▸ **Directions for this task**
In the items below, begin at the line that has "Segment this screenshot: for" and stop after the line that has "707, 280, 722]". Write only those lines again with "screenshot" switched to "image" and everything else unchanged, leaving out the pictures.

▸ **Data entries**
++++++++++++++++++++

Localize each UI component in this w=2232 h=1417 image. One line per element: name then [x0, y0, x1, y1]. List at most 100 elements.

++++++++++++++++++++

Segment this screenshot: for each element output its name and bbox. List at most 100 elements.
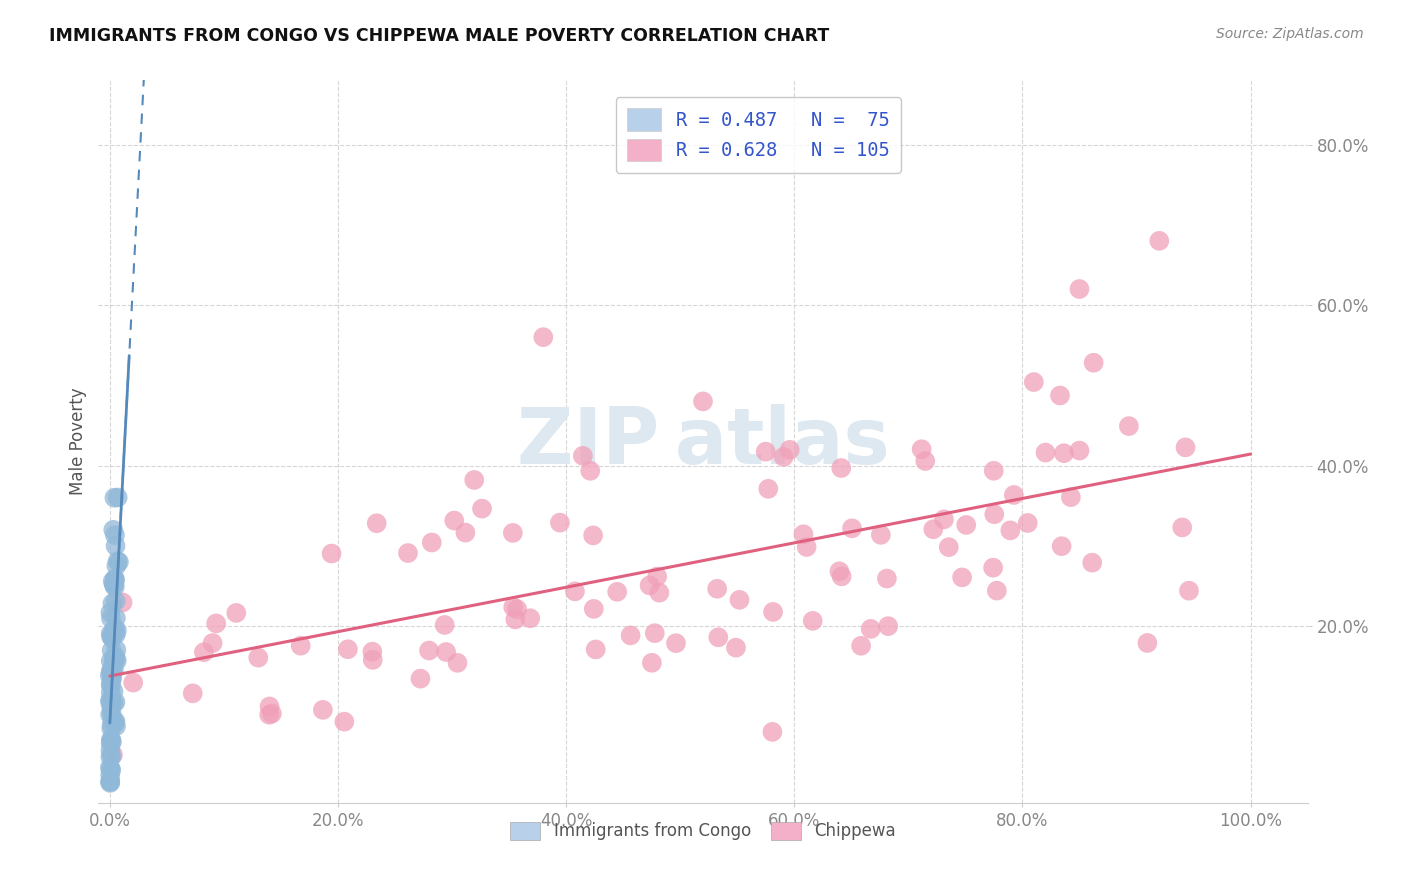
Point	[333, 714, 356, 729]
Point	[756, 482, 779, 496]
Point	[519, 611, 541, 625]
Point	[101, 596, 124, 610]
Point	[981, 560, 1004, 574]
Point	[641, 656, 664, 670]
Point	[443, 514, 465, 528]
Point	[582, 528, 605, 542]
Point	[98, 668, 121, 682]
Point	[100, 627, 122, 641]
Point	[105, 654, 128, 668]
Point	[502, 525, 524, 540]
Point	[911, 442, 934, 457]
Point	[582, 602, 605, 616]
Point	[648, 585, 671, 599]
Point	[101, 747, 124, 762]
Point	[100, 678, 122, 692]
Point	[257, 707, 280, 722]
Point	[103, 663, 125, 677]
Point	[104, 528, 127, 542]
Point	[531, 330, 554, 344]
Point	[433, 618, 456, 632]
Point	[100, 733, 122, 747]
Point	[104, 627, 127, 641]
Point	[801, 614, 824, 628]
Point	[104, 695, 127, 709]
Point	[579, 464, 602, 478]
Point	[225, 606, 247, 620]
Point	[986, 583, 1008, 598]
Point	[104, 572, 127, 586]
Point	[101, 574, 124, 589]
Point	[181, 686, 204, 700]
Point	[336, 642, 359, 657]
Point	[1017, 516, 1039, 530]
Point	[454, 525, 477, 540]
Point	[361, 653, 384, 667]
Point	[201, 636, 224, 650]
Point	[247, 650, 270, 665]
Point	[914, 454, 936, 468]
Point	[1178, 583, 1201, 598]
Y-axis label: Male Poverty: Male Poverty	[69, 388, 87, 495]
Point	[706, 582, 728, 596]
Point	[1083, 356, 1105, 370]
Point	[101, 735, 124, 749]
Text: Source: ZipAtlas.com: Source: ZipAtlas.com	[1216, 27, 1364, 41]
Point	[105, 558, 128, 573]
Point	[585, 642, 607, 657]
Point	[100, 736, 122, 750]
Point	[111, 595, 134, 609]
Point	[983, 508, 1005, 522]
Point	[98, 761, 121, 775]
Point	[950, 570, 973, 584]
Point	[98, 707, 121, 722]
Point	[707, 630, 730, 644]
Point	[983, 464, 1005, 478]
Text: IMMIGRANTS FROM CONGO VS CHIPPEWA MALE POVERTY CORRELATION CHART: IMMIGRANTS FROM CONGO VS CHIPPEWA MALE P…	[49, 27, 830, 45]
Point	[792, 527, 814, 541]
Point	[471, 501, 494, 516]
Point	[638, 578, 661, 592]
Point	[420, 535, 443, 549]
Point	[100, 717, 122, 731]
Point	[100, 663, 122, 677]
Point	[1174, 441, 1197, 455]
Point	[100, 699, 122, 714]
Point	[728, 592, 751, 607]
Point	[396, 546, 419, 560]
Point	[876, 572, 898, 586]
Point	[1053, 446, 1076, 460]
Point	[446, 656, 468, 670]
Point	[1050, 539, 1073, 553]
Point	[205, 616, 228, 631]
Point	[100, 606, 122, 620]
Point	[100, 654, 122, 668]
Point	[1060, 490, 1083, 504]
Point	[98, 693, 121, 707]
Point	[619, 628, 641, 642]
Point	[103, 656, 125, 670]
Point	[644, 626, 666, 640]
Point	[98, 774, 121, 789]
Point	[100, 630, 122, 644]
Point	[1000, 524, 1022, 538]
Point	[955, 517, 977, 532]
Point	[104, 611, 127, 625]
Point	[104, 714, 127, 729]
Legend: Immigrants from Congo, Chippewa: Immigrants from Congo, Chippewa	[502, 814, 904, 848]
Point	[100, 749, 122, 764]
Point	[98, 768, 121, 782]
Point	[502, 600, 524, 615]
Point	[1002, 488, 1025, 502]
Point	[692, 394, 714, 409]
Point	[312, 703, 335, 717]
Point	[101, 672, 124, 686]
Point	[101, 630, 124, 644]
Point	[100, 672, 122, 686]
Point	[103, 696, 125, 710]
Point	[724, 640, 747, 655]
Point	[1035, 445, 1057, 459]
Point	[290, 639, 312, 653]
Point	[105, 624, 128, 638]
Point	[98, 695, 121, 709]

++++++++++++++++++++

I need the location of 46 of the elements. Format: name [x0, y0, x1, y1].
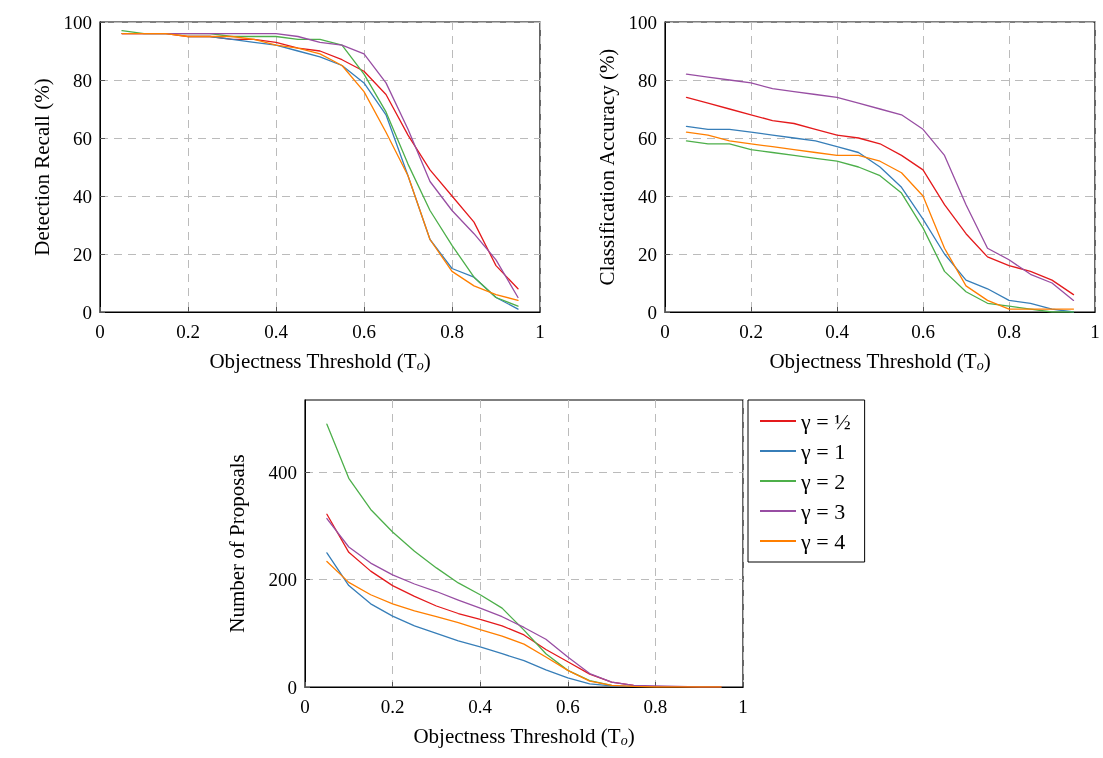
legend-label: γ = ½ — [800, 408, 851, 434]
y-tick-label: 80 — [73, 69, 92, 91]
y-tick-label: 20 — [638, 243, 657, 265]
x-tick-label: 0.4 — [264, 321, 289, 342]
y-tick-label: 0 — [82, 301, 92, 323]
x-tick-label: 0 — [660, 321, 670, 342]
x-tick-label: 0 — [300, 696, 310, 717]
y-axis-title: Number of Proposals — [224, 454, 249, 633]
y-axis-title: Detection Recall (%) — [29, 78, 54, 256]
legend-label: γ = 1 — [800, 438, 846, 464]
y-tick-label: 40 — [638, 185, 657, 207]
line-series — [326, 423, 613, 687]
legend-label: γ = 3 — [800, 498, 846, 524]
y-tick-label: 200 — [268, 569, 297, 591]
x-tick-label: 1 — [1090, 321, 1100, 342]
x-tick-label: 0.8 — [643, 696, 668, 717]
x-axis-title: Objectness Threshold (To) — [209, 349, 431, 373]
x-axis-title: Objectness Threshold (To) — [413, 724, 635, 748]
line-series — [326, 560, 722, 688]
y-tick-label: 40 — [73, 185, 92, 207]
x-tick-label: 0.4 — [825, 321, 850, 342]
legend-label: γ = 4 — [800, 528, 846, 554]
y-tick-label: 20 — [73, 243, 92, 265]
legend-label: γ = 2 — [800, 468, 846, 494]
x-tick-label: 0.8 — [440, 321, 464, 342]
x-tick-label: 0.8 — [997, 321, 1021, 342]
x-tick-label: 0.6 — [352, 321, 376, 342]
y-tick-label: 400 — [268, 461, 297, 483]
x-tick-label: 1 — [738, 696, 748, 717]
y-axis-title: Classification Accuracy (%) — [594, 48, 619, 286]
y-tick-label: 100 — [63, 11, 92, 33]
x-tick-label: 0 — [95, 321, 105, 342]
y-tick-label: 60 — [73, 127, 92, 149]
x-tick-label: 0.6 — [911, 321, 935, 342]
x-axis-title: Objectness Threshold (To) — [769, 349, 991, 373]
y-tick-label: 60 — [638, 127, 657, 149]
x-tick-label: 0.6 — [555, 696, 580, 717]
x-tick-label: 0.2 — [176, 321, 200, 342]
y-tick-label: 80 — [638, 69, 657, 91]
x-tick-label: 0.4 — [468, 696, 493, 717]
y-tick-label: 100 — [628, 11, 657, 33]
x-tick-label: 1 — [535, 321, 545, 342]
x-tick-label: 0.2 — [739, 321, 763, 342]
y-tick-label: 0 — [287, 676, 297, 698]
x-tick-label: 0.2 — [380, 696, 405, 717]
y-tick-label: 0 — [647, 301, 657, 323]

++++++++++++++++++++

▸ **Task output**
Segment this image: for each element output its name and bbox. List at most 100 elements.
Point	[333, 714, 356, 729]
Point	[756, 482, 779, 496]
Point	[519, 611, 541, 625]
Point	[101, 596, 124, 610]
Point	[981, 560, 1004, 574]
Point	[641, 656, 664, 670]
Point	[443, 514, 465, 528]
Point	[582, 528, 605, 542]
Point	[98, 668, 121, 682]
Point	[100, 627, 122, 641]
Point	[105, 654, 128, 668]
Point	[502, 525, 524, 540]
Point	[911, 442, 934, 457]
Point	[582, 602, 605, 616]
Point	[648, 585, 671, 599]
Point	[101, 747, 124, 762]
Point	[100, 678, 122, 692]
Point	[257, 707, 280, 722]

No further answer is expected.